DATA IN THIS EXERCISE -
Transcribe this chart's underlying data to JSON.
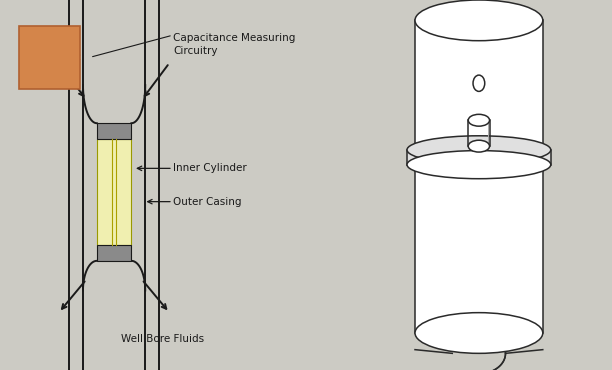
{
  "bg_color": "#cccbc4",
  "black": "#1a1a1a",
  "gray_flange": "#8a8a8a",
  "yellow_cyl": "#f0efb0",
  "orange_box": "#d4854a",
  "outline": "#2a2a2a",
  "white": "#ffffff",
  "light_gray": "#e0e0e0",
  "labels": {
    "cap": "Capacitance Measuring\nCircuitry",
    "inner": "Inner Cylinder",
    "outer": "Outer Casing",
    "well": "Well Bore Fluids"
  },
  "fontsize": 7.5
}
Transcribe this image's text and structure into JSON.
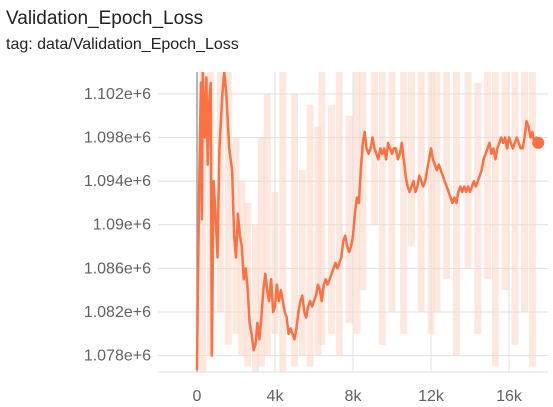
{
  "title": "Validation_Epoch_Loss",
  "tag": "tag: data/Validation_Epoch_Loss",
  "colors": {
    "line": "#ff7043",
    "raw_line": "#fcd5c7",
    "grid": "#e0e0e0",
    "zero_axis": "#9e9e9e",
    "tick_text": "#616161",
    "title_text": "#212121"
  },
  "chart_data": {
    "type": "line",
    "title": "Validation_Epoch_Loss",
    "xlabel": "",
    "ylabel": "",
    "xlim": [
      -2000,
      18000
    ],
    "ylim": [
      1076500,
      1104000
    ],
    "x_ticks": [
      {
        "value": 0,
        "label": "0"
      },
      {
        "value": 4000,
        "label": "4k"
      },
      {
        "value": 8000,
        "label": "8k"
      },
      {
        "value": 12000,
        "label": "12k"
      },
      {
        "value": 16000,
        "label": "16k"
      }
    ],
    "y_ticks": [
      {
        "value": 1078000,
        "label": "1.078e+6"
      },
      {
        "value": 1082000,
        "label": "1.082e+6"
      },
      {
        "value": 1086000,
        "label": "1.086e+6"
      },
      {
        "value": 1090000,
        "label": "1.09e+6"
      },
      {
        "value": 1094000,
        "label": "1.094e+6"
      },
      {
        "value": 1098000,
        "label": "1.098e+6"
      },
      {
        "value": 1102000,
        "label": "1.102e+6"
      }
    ],
    "grid": true,
    "series": [
      {
        "values": [
          [
            0,
            1076700
          ],
          [
            100,
            1092000
          ],
          [
            200,
            1103000
          ],
          [
            250,
            1090500
          ],
          [
            300,
            1104000
          ],
          [
            400,
            1098000
          ],
          [
            480,
            1103500
          ],
          [
            550,
            1095500
          ],
          [
            620,
            1101000
          ],
          [
            700,
            1103000
          ],
          [
            760,
            1078000
          ],
          [
            850,
            1094000
          ],
          [
            950,
            1091000
          ],
          [
            1050,
            1087000
          ],
          [
            1150,
            1097000
          ],
          [
            1300,
            1102000
          ],
          [
            1400,
            1104000
          ],
          [
            1500,
            1102000
          ],
          [
            1650,
            1097000
          ],
          [
            1800,
            1095000
          ],
          [
            1900,
            1089000
          ],
          [
            2000,
            1087000
          ],
          [
            2100,
            1091000
          ],
          [
            2200,
            1089000
          ],
          [
            2300,
            1088000
          ],
          [
            2400,
            1085000
          ],
          [
            2500,
            1086000
          ],
          [
            2600,
            1084000
          ],
          [
            2700,
            1081000
          ],
          [
            2800,
            1080000
          ],
          [
            2900,
            1078500
          ],
          [
            3000,
            1079000
          ],
          [
            3100,
            1081000
          ],
          [
            3200,
            1079500
          ],
          [
            3300,
            1081500
          ],
          [
            3400,
            1084000
          ],
          [
            3500,
            1085500
          ],
          [
            3600,
            1084000
          ],
          [
            3700,
            1083000
          ],
          [
            3800,
            1085000
          ],
          [
            3900,
            1082000
          ],
          [
            4000,
            1082500
          ],
          [
            4100,
            1084500
          ],
          [
            4200,
            1083000
          ],
          [
            4300,
            1084000
          ],
          [
            4400,
            1083000
          ],
          [
            4500,
            1082000
          ],
          [
            4600,
            1081500
          ],
          [
            4700,
            1080000
          ],
          [
            4800,
            1080500
          ],
          [
            4900,
            1080000
          ],
          [
            5000,
            1079500
          ],
          [
            5100,
            1080500
          ],
          [
            5200,
            1082000
          ],
          [
            5300,
            1083000
          ],
          [
            5400,
            1083500
          ],
          [
            5500,
            1082000
          ],
          [
            5600,
            1081500
          ],
          [
            5700,
            1082500
          ],
          [
            5800,
            1083000
          ],
          [
            5900,
            1082500
          ],
          [
            6000,
            1083000
          ],
          [
            6100,
            1083500
          ],
          [
            6200,
            1084500
          ],
          [
            6300,
            1084000
          ],
          [
            6400,
            1083000
          ],
          [
            6500,
            1084500
          ],
          [
            6600,
            1085000
          ],
          [
            6700,
            1084500
          ],
          [
            6800,
            1085000
          ],
          [
            6900,
            1085500
          ],
          [
            7000,
            1086000
          ],
          [
            7100,
            1086500
          ],
          [
            7200,
            1086000
          ],
          [
            7300,
            1086500
          ],
          [
            7400,
            1087000
          ],
          [
            7500,
            1088500
          ],
          [
            7600,
            1089000
          ],
          [
            7700,
            1088000
          ],
          [
            7800,
            1087500
          ],
          [
            7900,
            1088000
          ],
          [
            8000,
            1089000
          ],
          [
            8100,
            1091000
          ],
          [
            8200,
            1092500
          ],
          [
            8300,
            1092000
          ],
          [
            8400,
            1095000
          ],
          [
            8500,
            1097500
          ],
          [
            8600,
            1098500
          ],
          [
            8700,
            1097000
          ],
          [
            8800,
            1096500
          ],
          [
            8900,
            1097000
          ],
          [
            9000,
            1098000
          ],
          [
            9100,
            1097000
          ],
          [
            9200,
            1096500
          ],
          [
            9300,
            1096000
          ],
          [
            9400,
            1097000
          ],
          [
            9500,
            1096500
          ],
          [
            9600,
            1097000
          ],
          [
            9700,
            1096000
          ],
          [
            9800,
            1097500
          ],
          [
            9900,
            1097000
          ],
          [
            10000,
            1096500
          ],
          [
            10100,
            1097000
          ],
          [
            10200,
            1097000
          ],
          [
            10300,
            1096000
          ],
          [
            10400,
            1096500
          ],
          [
            10500,
            1097500
          ],
          [
            10600,
            1096000
          ],
          [
            10700,
            1094500
          ],
          [
            10800,
            1093500
          ],
          [
            10900,
            1093000
          ],
          [
            11000,
            1093500
          ],
          [
            11100,
            1094000
          ],
          [
            11200,
            1093000
          ],
          [
            11300,
            1093500
          ],
          [
            11400,
            1094500
          ],
          [
            11500,
            1094000
          ],
          [
            11600,
            1093500
          ],
          [
            11700,
            1094000
          ],
          [
            11800,
            1095000
          ],
          [
            11900,
            1096000
          ],
          [
            12000,
            1097000
          ],
          [
            12100,
            1096000
          ],
          [
            12200,
            1095500
          ],
          [
            12300,
            1095000
          ],
          [
            12400,
            1095500
          ],
          [
            12500,
            1095000
          ],
          [
            12600,
            1094500
          ],
          [
            12700,
            1094000
          ],
          [
            12800,
            1093500
          ],
          [
            12900,
            1093000
          ],
          [
            13000,
            1092500
          ],
          [
            13100,
            1092000
          ],
          [
            13200,
            1092500
          ],
          [
            13300,
            1092000
          ],
          [
            13400,
            1093000
          ],
          [
            13500,
            1093500
          ],
          [
            13600,
            1093000
          ],
          [
            13700,
            1093500
          ],
          [
            13800,
            1093000
          ],
          [
            13900,
            1093500
          ],
          [
            14000,
            1093000
          ],
          [
            14100,
            1093500
          ],
          [
            14200,
            1094000
          ],
          [
            14300,
            1093500
          ],
          [
            14400,
            1094000
          ],
          [
            14500,
            1094500
          ],
          [
            14600,
            1095000
          ],
          [
            14700,
            1096000
          ],
          [
            14800,
            1096500
          ],
          [
            14900,
            1097000
          ],
          [
            15000,
            1097500
          ],
          [
            15100,
            1096500
          ],
          [
            15200,
            1097000
          ],
          [
            15300,
            1096000
          ],
          [
            15400,
            1097000
          ],
          [
            15500,
            1097500
          ],
          [
            15600,
            1098000
          ],
          [
            15700,
            1097500
          ],
          [
            15800,
            1098000
          ],
          [
            15900,
            1097000
          ],
          [
            16000,
            1098000
          ],
          [
            16100,
            1097500
          ],
          [
            16200,
            1097000
          ],
          [
            16300,
            1097500
          ],
          [
            16400,
            1098000
          ],
          [
            16500,
            1097500
          ],
          [
            16600,
            1097000
          ],
          [
            16700,
            1097000
          ],
          [
            16800,
            1098000
          ],
          [
            16900,
            1099500
          ],
          [
            17000,
            1099000
          ],
          [
            17100,
            1098000
          ],
          [
            17200,
            1098500
          ],
          [
            17300,
            1097500
          ],
          [
            17400,
            1098000
          ],
          [
            17500,
            1097500
          ]
        ],
        "raw_spikes": [
          [
            300,
            1076500,
            1104000
          ],
          [
            700,
            1078000,
            1104000
          ],
          [
            1200,
            1082000,
            1104000
          ],
          [
            1600,
            1079000,
            1104000
          ],
          [
            2000,
            1080000,
            1098000
          ],
          [
            2300,
            1078000,
            1094000
          ],
          [
            2600,
            1077000,
            1092000
          ],
          [
            3000,
            1076500,
            1090000
          ],
          [
            3300,
            1077000,
            1098000
          ],
          [
            3600,
            1078000,
            1102000
          ],
          [
            4000,
            1080000,
            1093000
          ],
          [
            4400,
            1076500,
            1104000
          ],
          [
            5000,
            1077000,
            1102000
          ],
          [
            5400,
            1078000,
            1095000
          ],
          [
            5800,
            1077000,
            1101000
          ],
          [
            6200,
            1078000,
            1099000
          ],
          [
            6400,
            1079000,
            1104000
          ],
          [
            6900,
            1080000,
            1101000
          ],
          [
            7300,
            1078000,
            1104000
          ],
          [
            7800,
            1081000,
            1100000
          ],
          [
            8200,
            1080000,
            1104000
          ],
          [
            8500,
            1084000,
            1104000
          ],
          [
            9100,
            1090000,
            1104000
          ],
          [
            9500,
            1079000,
            1104000
          ],
          [
            10000,
            1082000,
            1104000
          ],
          [
            10600,
            1080000,
            1104000
          ],
          [
            11000,
            1088000,
            1104000
          ],
          [
            11500,
            1082000,
            1104000
          ],
          [
            12000,
            1080000,
            1104000
          ],
          [
            12300,
            1082000,
            1104000
          ],
          [
            12800,
            1085000,
            1104000
          ],
          [
            13300,
            1078000,
            1104000
          ],
          [
            13900,
            1086000,
            1104000
          ],
          [
            14400,
            1080000,
            1103000
          ],
          [
            14900,
            1085000,
            1104000
          ],
          [
            15300,
            1077000,
            1104000
          ],
          [
            15800,
            1084000,
            1104000
          ],
          [
            16300,
            1079000,
            1104000
          ],
          [
            16800,
            1082000,
            1104000
          ],
          [
            17200,
            1077000,
            1104000
          ]
        ]
      }
    ]
  }
}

SET TASK - Check each line above for "Transcribe" and return the ones that have it.

RESULT -
Transcribe this chart's underlying data to JSON.
Transcribe this image's text and structure into JSON.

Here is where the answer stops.